**ESTRATTO**:

Arrivano le “feroci” zanzare tigre: qualche consiglio per difendersi

Arrivano le “feroci” zanzare tigre: qualche consiglio per difendersi

zanzara tigre

Con l’arrivo della stagione calda arriva anche gli insetti più fastidiosi per l’uomo e pericolosi per gli amici a quattro zampe, stiamo parlando delle zanzare… e in particolare della famigerata zanzara tigre.

Il ciclo di vita di una zanzara è composto da due fasi specifiche: la fase acquatica (stadio di larva e pupa), che dura circa una settimana, e la fase aerea, durante la quale la zanzara, ormai adulta, si occupa fondamentalmente di procacciarsi il nutrimento necessario per lo sviluppo delle sue uova, cioè il sangue, sia esso umano o animale. Per questo motivo l’insidia è costituita solo dalle zanzare femmina. I maschi sono più “bravi”, sono esclusivamente vegetariani e si nutrono di sostanza zuccherine che trovano in natura.

Le zanzare femmina, dopo essersi procurate il sangue necessario a completare lo sviluppo delle uova, le vanno a deporre (circa un centinaio ogni volta) su una superficie d’acqua. Dalla schiusa delle uova si formeranno le larve, che poi diventeranno pupe e infine zanzare adulte. Ogni femmina può deporre più volte nell’arco della sua vita centinaia e centinaia di uova.

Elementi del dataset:
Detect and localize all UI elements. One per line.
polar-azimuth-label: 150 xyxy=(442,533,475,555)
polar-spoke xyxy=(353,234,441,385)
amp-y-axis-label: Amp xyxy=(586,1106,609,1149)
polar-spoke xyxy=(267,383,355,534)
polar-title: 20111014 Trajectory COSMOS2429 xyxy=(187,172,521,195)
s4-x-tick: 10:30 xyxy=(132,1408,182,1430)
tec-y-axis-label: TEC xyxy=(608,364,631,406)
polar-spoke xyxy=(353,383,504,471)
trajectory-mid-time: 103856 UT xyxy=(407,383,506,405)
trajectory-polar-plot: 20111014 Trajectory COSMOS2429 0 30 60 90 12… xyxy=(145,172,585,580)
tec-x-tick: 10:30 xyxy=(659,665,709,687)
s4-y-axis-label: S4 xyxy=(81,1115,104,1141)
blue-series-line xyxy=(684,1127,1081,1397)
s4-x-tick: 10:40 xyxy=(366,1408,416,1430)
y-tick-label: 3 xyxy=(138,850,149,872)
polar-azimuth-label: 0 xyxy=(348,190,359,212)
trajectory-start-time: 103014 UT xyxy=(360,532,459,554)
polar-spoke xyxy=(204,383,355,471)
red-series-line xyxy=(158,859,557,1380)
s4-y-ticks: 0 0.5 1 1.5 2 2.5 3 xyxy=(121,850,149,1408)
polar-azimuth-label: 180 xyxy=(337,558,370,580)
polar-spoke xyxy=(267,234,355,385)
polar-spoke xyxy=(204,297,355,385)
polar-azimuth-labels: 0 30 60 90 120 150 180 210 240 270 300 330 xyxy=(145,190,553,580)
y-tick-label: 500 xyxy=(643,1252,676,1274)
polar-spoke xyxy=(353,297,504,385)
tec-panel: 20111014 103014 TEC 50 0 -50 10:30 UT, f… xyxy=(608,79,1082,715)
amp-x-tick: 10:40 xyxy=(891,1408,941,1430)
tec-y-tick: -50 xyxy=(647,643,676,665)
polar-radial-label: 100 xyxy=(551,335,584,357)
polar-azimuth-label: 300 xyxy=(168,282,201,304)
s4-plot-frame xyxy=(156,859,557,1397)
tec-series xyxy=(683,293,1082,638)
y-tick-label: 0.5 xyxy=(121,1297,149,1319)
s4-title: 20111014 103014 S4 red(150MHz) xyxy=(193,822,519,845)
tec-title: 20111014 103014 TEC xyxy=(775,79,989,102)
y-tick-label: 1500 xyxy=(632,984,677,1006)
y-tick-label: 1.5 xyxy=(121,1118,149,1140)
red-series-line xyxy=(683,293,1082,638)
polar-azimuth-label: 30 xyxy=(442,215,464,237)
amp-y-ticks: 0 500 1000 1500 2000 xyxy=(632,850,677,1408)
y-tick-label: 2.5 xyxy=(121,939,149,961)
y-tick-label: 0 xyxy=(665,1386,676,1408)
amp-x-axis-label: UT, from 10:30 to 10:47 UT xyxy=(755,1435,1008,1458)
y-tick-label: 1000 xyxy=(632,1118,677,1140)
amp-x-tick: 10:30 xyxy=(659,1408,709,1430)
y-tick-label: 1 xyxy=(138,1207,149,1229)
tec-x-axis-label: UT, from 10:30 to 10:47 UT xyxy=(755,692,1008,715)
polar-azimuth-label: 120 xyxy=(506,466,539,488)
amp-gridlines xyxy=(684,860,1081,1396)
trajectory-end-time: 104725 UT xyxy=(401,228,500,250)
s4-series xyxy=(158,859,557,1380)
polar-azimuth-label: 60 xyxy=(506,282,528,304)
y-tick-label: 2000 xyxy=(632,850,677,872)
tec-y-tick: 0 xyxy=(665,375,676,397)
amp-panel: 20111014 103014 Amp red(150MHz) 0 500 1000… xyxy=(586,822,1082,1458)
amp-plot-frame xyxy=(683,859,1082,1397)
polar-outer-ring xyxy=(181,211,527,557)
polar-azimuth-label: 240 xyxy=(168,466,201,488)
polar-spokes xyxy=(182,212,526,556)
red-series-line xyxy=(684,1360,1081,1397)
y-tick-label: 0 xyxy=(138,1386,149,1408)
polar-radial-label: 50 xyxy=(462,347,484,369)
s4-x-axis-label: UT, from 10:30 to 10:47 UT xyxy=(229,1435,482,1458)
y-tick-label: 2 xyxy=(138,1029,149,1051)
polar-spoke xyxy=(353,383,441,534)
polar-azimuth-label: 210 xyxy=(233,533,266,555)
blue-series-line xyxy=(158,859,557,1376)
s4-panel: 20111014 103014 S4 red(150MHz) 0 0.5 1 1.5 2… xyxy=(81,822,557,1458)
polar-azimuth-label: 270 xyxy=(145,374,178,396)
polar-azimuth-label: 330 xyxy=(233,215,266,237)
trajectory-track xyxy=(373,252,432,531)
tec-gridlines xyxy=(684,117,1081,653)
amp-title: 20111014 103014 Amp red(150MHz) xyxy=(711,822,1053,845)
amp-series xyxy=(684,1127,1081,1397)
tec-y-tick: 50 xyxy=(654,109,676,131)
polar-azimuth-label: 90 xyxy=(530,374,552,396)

**IL TUO COMPITO**:
Secondo l'estratto sulle zanzare tigre, quanto dura all'incirca la fase acquatica nel ciclo di vita di una zanzara? Per rispondere serviti soltanto dell'estratto, non dei record.

**SOLUZIONE**:
Dura circa una settimana.